▸ **Aim**: Search the material for the string "onun" and copy each line where it occurs.

▸ **Supplied records**:

━━━━━━━━

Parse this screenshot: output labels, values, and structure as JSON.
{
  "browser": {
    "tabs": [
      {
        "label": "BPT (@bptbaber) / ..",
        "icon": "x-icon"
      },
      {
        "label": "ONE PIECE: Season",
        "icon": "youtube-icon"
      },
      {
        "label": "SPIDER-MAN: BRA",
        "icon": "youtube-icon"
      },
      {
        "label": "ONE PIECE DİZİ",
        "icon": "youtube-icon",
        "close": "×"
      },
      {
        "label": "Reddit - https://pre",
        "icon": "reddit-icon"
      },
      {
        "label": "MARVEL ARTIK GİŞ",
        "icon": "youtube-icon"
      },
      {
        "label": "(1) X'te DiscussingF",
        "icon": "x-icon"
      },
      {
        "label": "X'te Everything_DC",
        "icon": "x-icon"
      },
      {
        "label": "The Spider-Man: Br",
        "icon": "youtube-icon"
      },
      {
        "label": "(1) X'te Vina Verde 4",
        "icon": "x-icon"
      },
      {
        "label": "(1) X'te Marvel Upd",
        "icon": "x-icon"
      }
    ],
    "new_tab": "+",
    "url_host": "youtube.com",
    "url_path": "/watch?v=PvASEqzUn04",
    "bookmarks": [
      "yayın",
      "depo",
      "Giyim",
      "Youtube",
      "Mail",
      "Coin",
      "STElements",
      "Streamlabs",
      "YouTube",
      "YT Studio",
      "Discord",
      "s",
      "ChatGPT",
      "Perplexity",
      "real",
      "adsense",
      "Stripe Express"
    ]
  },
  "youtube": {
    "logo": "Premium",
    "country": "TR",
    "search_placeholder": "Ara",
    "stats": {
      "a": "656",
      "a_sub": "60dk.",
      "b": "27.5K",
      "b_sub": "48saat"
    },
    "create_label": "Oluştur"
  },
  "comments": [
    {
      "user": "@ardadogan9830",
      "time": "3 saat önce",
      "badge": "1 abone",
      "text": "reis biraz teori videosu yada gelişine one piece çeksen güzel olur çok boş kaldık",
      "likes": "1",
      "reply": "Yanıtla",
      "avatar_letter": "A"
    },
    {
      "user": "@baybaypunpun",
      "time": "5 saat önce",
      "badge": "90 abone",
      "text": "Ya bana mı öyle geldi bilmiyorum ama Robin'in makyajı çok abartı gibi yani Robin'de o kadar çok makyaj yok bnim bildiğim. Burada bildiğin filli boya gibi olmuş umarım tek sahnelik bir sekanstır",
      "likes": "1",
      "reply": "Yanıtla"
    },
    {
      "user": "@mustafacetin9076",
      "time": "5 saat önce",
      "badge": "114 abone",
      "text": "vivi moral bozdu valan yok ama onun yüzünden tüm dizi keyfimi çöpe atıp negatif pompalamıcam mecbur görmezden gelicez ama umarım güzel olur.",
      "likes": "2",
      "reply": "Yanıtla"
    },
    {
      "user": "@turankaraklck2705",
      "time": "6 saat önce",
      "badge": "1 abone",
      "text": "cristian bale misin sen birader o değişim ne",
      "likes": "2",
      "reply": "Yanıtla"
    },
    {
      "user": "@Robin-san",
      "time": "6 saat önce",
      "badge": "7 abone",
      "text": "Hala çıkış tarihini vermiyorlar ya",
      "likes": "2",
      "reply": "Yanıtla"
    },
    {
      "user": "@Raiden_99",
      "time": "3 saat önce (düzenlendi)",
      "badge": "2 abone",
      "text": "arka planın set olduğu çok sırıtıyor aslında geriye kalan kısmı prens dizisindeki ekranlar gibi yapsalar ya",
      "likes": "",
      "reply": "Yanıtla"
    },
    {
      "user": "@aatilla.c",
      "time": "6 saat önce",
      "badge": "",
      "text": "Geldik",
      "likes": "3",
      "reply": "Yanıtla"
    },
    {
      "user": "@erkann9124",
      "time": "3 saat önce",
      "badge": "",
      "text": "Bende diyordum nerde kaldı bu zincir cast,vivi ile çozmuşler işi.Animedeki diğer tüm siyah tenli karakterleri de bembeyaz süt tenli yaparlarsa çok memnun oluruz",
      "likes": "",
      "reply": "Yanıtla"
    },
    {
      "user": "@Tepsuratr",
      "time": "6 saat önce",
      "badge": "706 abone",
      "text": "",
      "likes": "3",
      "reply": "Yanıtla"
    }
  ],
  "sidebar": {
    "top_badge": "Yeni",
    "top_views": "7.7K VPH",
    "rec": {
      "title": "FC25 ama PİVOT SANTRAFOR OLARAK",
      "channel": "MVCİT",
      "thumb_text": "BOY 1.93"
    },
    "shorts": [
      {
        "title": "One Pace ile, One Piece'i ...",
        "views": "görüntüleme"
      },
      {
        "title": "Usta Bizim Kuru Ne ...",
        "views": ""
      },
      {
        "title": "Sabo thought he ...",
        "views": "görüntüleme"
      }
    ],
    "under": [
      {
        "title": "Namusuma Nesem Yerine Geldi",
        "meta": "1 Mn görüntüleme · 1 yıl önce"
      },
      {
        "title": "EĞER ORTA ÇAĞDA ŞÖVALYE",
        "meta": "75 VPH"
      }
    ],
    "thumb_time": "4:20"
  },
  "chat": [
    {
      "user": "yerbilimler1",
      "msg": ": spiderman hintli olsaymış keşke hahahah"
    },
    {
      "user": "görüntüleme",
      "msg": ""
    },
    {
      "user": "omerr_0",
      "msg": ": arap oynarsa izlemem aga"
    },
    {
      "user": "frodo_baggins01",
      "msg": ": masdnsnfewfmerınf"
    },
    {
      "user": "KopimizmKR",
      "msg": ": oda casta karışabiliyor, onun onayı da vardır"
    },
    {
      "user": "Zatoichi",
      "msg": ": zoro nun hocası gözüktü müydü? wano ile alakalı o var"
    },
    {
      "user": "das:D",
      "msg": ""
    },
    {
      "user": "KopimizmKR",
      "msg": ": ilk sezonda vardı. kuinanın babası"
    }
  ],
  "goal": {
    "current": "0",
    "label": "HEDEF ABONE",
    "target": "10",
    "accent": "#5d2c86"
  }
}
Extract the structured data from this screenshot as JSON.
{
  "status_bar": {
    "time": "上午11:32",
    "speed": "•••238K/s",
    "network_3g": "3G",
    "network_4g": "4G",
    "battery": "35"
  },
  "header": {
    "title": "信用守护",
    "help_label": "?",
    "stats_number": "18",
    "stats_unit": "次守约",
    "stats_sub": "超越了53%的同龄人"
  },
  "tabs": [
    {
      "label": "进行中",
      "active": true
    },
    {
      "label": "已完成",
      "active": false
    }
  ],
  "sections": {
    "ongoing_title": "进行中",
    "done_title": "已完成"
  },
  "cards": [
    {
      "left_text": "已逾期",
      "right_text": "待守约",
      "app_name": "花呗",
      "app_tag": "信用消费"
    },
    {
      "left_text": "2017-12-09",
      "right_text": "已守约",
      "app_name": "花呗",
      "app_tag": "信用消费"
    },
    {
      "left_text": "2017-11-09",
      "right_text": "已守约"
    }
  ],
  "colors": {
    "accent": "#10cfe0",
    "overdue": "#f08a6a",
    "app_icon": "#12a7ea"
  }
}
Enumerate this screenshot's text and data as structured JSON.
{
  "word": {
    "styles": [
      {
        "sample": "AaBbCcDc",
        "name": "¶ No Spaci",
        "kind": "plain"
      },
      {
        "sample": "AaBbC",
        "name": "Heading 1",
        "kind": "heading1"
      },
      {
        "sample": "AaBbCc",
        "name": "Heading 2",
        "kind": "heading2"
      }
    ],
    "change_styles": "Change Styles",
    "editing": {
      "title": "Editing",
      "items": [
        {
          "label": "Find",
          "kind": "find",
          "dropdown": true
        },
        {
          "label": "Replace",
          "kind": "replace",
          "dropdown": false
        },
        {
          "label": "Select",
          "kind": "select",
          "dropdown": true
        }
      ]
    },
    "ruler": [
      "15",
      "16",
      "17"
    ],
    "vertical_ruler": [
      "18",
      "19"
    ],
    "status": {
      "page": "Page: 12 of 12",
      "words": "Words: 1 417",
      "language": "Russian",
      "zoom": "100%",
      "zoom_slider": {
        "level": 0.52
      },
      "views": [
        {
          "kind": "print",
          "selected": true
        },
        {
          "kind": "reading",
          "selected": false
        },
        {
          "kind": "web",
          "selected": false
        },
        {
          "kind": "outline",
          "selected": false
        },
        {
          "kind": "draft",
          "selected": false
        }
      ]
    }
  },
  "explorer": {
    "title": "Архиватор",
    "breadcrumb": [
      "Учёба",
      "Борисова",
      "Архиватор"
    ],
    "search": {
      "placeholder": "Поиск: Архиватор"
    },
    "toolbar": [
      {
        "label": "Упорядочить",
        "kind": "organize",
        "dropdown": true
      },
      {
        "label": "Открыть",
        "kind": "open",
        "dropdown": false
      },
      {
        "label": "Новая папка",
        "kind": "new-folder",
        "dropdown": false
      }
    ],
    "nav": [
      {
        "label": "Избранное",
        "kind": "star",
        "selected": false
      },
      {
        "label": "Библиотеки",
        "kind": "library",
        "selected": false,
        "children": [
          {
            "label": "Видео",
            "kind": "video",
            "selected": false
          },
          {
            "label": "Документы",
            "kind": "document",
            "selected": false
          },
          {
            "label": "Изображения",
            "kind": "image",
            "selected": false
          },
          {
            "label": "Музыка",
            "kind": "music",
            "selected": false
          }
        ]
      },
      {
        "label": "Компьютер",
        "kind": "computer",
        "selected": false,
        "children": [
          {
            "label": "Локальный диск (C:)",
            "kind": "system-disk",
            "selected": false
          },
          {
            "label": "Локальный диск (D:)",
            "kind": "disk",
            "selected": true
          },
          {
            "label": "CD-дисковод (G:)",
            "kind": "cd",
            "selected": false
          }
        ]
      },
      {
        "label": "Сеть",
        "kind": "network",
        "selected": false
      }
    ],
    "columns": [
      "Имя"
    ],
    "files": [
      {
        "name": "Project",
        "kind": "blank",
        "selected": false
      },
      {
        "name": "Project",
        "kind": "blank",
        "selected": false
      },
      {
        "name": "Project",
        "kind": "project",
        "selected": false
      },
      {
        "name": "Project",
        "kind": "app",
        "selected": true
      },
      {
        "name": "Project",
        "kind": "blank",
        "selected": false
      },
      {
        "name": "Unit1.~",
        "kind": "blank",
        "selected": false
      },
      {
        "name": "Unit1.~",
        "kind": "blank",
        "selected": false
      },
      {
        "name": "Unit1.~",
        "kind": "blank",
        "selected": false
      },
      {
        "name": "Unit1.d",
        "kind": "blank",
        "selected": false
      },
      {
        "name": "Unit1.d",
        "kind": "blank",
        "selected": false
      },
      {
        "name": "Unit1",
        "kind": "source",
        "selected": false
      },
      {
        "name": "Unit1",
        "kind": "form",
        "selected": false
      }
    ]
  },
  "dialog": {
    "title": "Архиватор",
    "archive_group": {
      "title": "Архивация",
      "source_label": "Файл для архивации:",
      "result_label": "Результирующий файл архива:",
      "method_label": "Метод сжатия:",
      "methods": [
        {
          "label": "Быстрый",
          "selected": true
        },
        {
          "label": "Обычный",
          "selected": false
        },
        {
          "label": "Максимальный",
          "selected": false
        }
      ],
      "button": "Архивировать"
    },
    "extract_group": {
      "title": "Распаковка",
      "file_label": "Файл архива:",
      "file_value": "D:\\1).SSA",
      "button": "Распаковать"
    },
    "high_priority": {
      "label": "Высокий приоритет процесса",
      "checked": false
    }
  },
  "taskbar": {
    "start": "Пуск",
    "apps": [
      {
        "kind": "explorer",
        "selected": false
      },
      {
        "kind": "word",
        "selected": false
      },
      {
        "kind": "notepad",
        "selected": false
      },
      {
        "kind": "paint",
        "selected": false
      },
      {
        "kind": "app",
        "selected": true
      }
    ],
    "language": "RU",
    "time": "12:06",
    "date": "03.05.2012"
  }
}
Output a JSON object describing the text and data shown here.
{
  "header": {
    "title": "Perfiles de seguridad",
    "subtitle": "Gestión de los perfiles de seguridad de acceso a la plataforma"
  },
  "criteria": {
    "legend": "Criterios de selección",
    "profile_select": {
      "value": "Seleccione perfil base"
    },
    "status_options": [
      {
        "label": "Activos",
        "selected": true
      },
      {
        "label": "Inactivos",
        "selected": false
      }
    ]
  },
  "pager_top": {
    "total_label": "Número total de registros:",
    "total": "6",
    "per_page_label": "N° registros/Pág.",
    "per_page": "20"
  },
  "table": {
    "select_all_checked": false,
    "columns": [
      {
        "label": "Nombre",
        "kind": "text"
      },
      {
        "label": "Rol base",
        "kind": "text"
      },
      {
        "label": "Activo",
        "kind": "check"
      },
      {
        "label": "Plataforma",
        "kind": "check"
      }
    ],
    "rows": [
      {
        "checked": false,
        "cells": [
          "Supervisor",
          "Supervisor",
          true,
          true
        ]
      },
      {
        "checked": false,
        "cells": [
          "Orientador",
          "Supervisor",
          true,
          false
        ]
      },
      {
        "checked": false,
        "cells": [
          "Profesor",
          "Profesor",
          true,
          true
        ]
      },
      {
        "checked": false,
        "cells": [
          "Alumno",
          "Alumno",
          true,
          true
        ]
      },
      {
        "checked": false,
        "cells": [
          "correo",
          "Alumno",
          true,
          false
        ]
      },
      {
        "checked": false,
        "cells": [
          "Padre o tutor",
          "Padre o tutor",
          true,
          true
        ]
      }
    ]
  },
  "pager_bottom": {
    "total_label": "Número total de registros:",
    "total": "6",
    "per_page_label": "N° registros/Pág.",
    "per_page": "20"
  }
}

━━━━━━━━

▸ **Full response**:
      "text": "vivi moral bozdu valan yok ama onun yüzünden tüm dizi keyfimi çöpe atıp negatif pompalamıcam mecbur görmezden gelicez ama umarım güzel olur.",
      "msg": ": oda casta karışabiliyor, onun onayı da vardır"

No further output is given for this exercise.